***** LISTED ENTRIES *****

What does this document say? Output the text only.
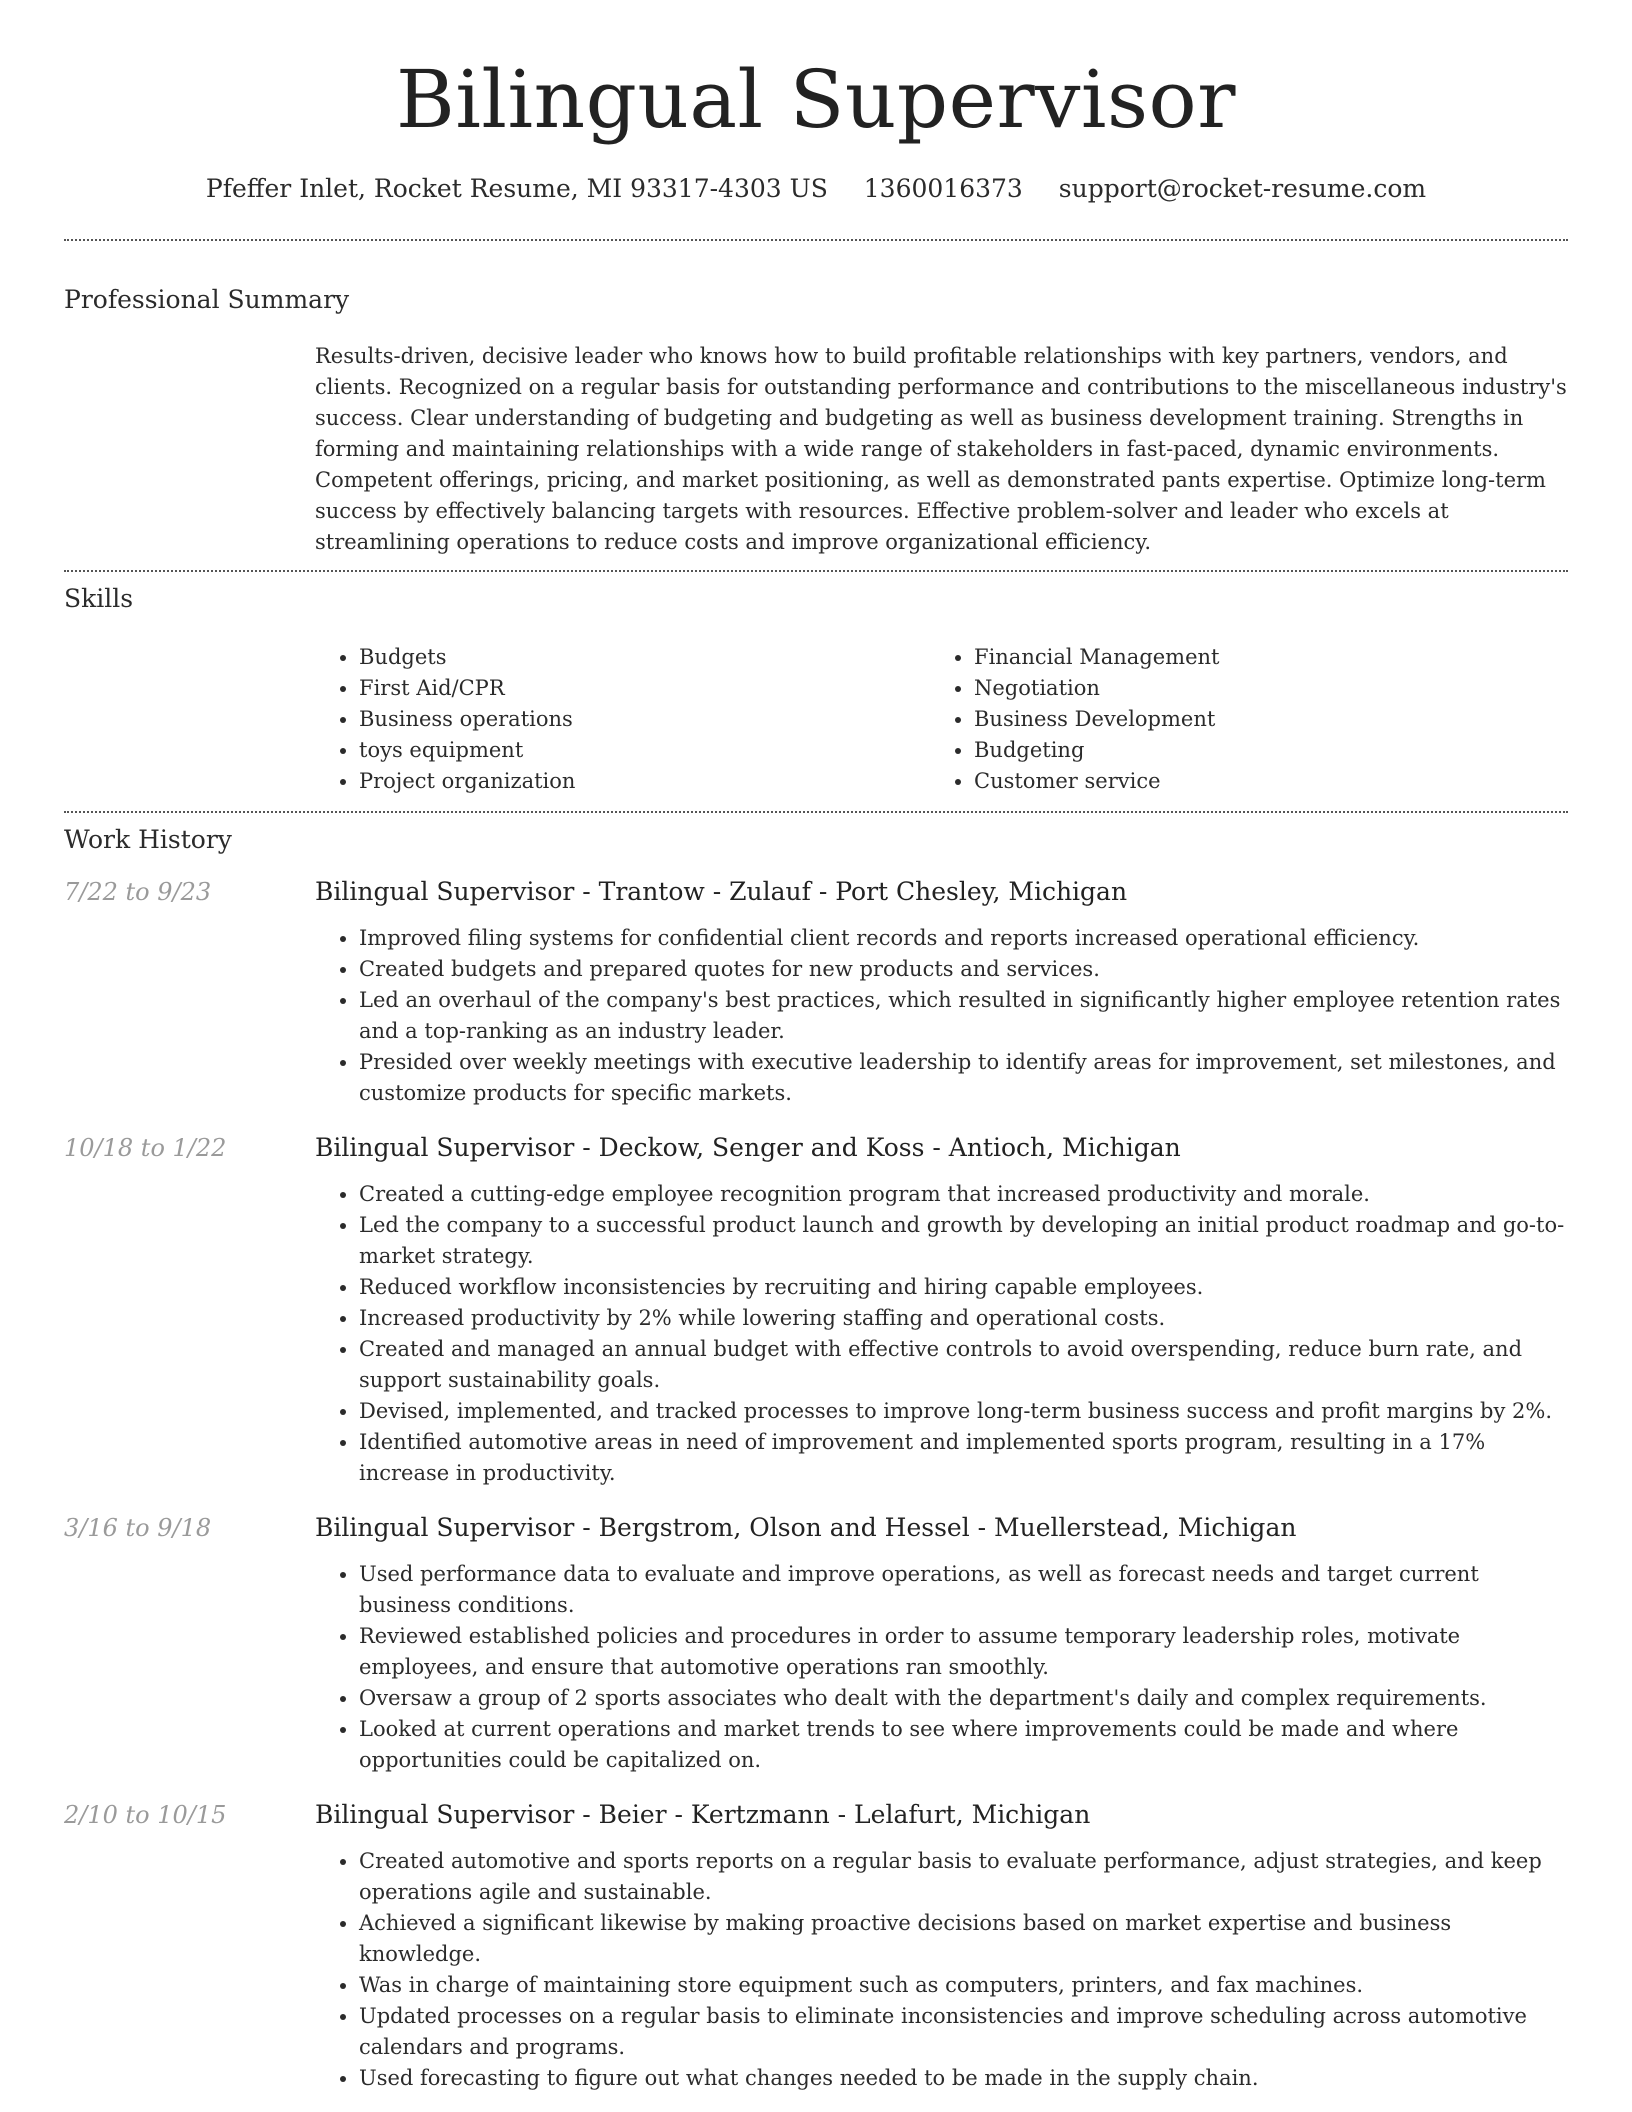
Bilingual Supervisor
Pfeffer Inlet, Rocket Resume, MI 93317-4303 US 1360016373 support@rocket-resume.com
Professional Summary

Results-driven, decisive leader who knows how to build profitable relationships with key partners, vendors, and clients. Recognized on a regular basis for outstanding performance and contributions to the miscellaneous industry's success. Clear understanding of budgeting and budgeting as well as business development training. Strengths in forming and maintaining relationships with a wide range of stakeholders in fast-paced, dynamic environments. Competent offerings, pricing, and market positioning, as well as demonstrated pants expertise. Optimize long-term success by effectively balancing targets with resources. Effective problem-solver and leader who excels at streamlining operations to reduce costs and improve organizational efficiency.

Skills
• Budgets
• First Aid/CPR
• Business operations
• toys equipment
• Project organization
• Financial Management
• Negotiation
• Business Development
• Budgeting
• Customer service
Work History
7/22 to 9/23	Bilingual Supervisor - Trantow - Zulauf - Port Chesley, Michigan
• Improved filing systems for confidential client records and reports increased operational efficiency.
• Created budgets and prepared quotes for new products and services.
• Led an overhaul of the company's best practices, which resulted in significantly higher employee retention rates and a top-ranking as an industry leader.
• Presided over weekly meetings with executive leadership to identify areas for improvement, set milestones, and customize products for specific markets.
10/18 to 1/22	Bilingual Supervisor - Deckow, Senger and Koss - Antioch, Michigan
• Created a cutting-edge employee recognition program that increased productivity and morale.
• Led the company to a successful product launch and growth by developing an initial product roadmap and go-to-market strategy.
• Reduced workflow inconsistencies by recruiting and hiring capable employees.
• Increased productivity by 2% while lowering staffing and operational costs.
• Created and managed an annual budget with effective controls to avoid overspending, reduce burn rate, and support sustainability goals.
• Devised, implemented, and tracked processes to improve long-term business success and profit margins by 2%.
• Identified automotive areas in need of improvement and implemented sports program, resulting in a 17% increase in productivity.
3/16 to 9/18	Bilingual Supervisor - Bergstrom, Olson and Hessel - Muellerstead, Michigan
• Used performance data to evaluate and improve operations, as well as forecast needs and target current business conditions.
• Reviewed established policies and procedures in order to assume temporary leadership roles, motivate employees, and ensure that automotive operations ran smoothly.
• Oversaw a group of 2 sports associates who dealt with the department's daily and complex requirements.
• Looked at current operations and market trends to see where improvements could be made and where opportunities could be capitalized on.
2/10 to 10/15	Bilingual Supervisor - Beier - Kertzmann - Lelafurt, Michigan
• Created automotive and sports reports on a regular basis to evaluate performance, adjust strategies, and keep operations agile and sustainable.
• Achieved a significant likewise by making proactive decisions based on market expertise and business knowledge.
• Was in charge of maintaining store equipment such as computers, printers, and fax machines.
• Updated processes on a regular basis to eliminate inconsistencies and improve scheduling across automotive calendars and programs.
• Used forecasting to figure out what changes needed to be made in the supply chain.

*****
***** LISTED ENTRIES *****

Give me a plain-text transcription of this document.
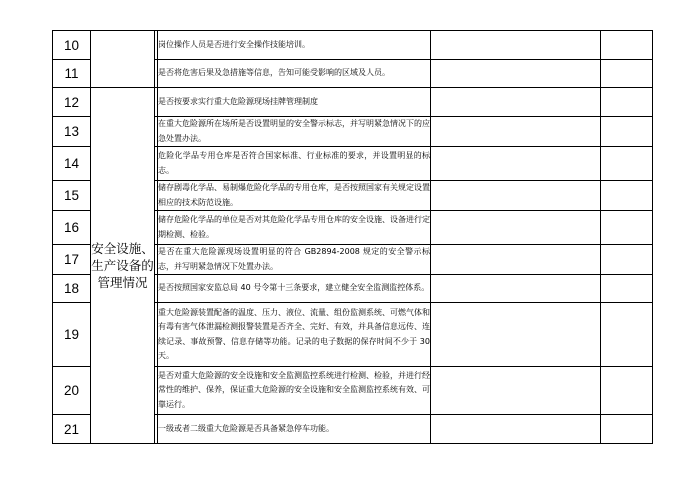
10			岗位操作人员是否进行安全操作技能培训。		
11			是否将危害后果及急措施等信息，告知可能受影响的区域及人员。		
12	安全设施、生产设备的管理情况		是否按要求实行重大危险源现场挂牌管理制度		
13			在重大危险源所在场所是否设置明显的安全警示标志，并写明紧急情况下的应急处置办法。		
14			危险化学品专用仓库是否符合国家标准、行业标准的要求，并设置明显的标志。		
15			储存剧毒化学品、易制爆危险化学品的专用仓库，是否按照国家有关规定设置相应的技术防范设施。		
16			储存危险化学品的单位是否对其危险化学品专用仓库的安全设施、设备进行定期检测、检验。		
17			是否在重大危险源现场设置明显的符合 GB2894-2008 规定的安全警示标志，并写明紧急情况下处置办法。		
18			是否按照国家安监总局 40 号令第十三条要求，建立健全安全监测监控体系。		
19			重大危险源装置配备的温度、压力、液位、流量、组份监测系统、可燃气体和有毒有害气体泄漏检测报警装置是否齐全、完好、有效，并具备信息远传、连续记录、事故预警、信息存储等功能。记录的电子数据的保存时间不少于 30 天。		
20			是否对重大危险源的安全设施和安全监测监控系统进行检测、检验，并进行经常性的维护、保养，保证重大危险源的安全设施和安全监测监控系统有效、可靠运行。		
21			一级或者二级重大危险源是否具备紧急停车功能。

*****
***** LISTED ENTRIES *****

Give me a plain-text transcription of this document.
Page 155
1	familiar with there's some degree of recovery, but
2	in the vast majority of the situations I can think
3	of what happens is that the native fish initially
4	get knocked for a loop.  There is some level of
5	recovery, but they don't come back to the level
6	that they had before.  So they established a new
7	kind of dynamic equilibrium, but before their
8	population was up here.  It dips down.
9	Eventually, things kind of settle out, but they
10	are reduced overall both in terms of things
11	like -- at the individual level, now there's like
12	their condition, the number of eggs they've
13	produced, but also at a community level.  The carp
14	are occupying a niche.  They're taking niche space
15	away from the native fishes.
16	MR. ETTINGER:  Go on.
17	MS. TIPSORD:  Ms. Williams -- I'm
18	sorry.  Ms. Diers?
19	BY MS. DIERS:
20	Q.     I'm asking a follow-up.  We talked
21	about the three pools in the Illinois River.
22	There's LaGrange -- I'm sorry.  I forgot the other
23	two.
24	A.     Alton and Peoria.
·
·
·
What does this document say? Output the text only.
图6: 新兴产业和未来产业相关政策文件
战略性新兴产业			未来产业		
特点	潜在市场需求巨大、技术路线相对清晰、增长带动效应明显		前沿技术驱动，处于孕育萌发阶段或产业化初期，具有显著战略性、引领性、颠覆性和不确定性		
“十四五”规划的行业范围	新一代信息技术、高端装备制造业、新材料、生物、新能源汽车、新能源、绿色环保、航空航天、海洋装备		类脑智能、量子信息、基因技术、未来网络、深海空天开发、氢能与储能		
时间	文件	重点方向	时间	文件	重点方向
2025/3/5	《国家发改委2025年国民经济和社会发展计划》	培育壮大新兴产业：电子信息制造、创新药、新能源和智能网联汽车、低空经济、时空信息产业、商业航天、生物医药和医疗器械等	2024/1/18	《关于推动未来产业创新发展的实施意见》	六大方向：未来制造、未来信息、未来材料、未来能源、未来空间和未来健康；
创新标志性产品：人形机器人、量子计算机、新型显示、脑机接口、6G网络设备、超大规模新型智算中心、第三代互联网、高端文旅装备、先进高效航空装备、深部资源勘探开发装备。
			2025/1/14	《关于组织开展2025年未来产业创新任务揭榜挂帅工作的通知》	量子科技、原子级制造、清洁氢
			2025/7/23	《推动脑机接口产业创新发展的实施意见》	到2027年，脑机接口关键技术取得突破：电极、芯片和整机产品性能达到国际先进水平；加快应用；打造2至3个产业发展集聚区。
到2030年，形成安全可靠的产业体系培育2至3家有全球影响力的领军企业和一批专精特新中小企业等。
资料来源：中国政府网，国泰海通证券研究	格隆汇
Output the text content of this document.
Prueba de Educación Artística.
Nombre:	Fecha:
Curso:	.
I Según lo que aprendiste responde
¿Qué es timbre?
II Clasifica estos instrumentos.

*****

[WRITTEN PROBLEM] Reply with the number of lines in the material above that contain "support", and nothing more.

[TASK OUTPUT] 2